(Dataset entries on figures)
......

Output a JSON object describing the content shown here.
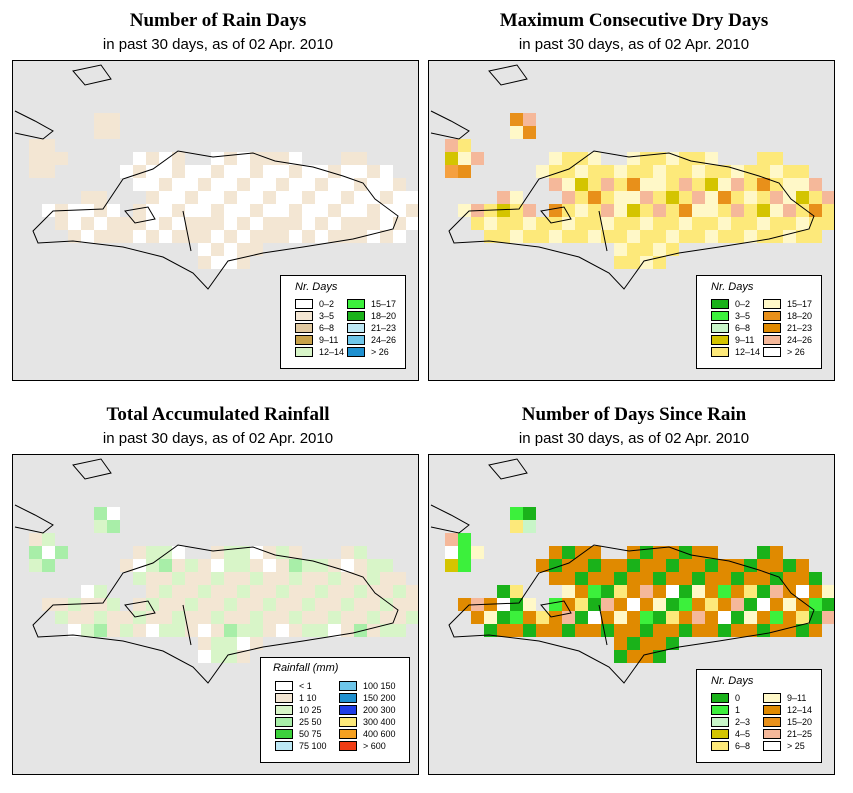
{
  "panels": [
    {
      "id": "rain-days",
      "title": "Number of Rain Days",
      "subtitle": "in past 30 days, as of  02 Apr. 2010",
      "map": {
        "fill_main": "#ffffff",
        "fill_alt": "#f3e6d3",
        "patches": [
          "#f3e6d3",
          "#f3e6d3",
          "#f3e6d3",
          "#f3e6d3",
          "#f3e6d3",
          "#f3e6d3",
          "#f3e6d3",
          "#f3e6d3",
          "#f3e6d3",
          "#f3e6d3"
        ]
      },
      "legend": {
        "title": "Nr. Days",
        "items": [
          {
            "label": "0–2",
            "color": "#ffffff"
          },
          {
            "label": "3–5",
            "color": "#f3e6d3"
          },
          {
            "label": "6–8",
            "color": "#e1c9a0"
          },
          {
            "label": "9–11",
            "color": "#c8a24a"
          },
          {
            "label": "12–14",
            "color": "#d8f5c8"
          },
          {
            "label": "15–17",
            "color": "#3cf03c"
          },
          {
            "label": "18–20",
            "color": "#1ab21a"
          },
          {
            "label": "21–23",
            "color": "#bde8f5"
          },
          {
            "label": "24–26",
            "color": "#6ec6ea"
          },
          {
            "label": "> 26",
            "color": "#1e90d0"
          }
        ]
      }
    },
    {
      "id": "dry-days",
      "title": "Maximum Consecutive Dry Days",
      "subtitle": "in past 30 days, as of  02 Apr. 2010",
      "map": {
        "fill_main": "#fde97a",
        "fill_alt": "#fff8c8",
        "patches": [
          "#f5a040",
          "#e8901a",
          "#f5b89a",
          "#fff8c8",
          "#e8901a",
          "#f5b89a",
          "#fde97a",
          "#d4c400",
          "#fff8c8",
          "#f5b89a"
        ]
      },
      "legend": {
        "title": "Nr. Days",
        "items": [
          {
            "label": "0–2",
            "color": "#1ab21a"
          },
          {
            "label": "3–5",
            "color": "#3cf03c"
          },
          {
            "label": "6–8",
            "color": "#c8f5c8"
          },
          {
            "label": "9–11",
            "color": "#d4c400"
          },
          {
            "label": "12–14",
            "color": "#fde97a"
          },
          {
            "label": "15–17",
            "color": "#fff8c8"
          },
          {
            "label": "18–20",
            "color": "#e8901a"
          },
          {
            "label": "21–23",
            "color": "#e08a00"
          },
          {
            "label": "24–26",
            "color": "#f5b89a"
          },
          {
            "label": "> 26",
            "color": "#ffffff"
          }
        ]
      }
    },
    {
      "id": "rainfall",
      "title": "Total Accumulated Rainfall",
      "subtitle": "in past 30 days, as of  02 Apr. 2010",
      "map": {
        "fill_main": "#f3e6d3",
        "fill_alt": "#d8f5c8",
        "patches": [
          "#a8eea8",
          "#d8f5c8",
          "#a8eea8",
          "#ffffff",
          "#d8f5c8",
          "#a8eea8",
          "#f3e6d3",
          "#d8f5c8",
          "#a8eea8",
          "#ffffff"
        ]
      },
      "legend": {
        "title": "Rainfall (mm)",
        "items": [
          {
            "label": "< 1",
            "color": "#ffffff"
          },
          {
            "label": "1  10",
            "color": "#f3e6d3"
          },
          {
            "label": "10  25",
            "color": "#d8f5c8"
          },
          {
            "label": "25  50",
            "color": "#a8eea8"
          },
          {
            "label": "50  75",
            "color": "#3cd23c"
          },
          {
            "label": "75  100",
            "color": "#bde8f5"
          },
          {
            "label": "100  150",
            "color": "#6ec6ea"
          },
          {
            "label": "150  200",
            "color": "#1e90d0"
          },
          {
            "label": "200  300",
            "color": "#1e3ce6"
          },
          {
            "label": "300  400",
            "color": "#fde97a"
          },
          {
            "label": "400  600",
            "color": "#f5a020"
          },
          {
            "label": "> 600",
            "color": "#f03c14"
          }
        ]
      }
    },
    {
      "id": "since-rain",
      "title": "Number of Days Since Rain",
      "subtitle": "in past 30 days, as of  02 Apr. 2010",
      "map": {
        "fill_main": "#e08a00",
        "fill_alt": "#1ab21a",
        "patches": [
          "#3cf03c",
          "#fff8c8",
          "#d4c400",
          "#3cf03c",
          "#1ab21a",
          "#fde97a",
          "#c8f5c8",
          "#f5b89a",
          "#3cf03c",
          "#ffffff"
        ]
      },
      "legend": {
        "title": "Nr. Days",
        "items": [
          {
            "label": "0",
            "color": "#1ab21a"
          },
          {
            "label": "1",
            "color": "#3cf03c"
          },
          {
            "label": "2–3",
            "color": "#c8f5c8"
          },
          {
            "label": "4–5",
            "color": "#d4c400"
          },
          {
            "label": "6–8",
            "color": "#fde97a"
          },
          {
            "label": "9–11",
            "color": "#fff8c8"
          },
          {
            "label": "12–14",
            "color": "#e08a00"
          },
          {
            "label": "15–20",
            "color": "#e8901a"
          },
          {
            "label": "21–25",
            "color": "#f5b89a"
          },
          {
            "label": "> 25",
            "color": "#ffffff"
          }
        ]
      }
    }
  ]
}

......

WHAT YOU SHOULD DO » From the material above, copy each line that includes the word "Number".

CORRECT OUTPUT »
      "title": "Number of Rain Days",
      "title": "Number of Days Since Rain",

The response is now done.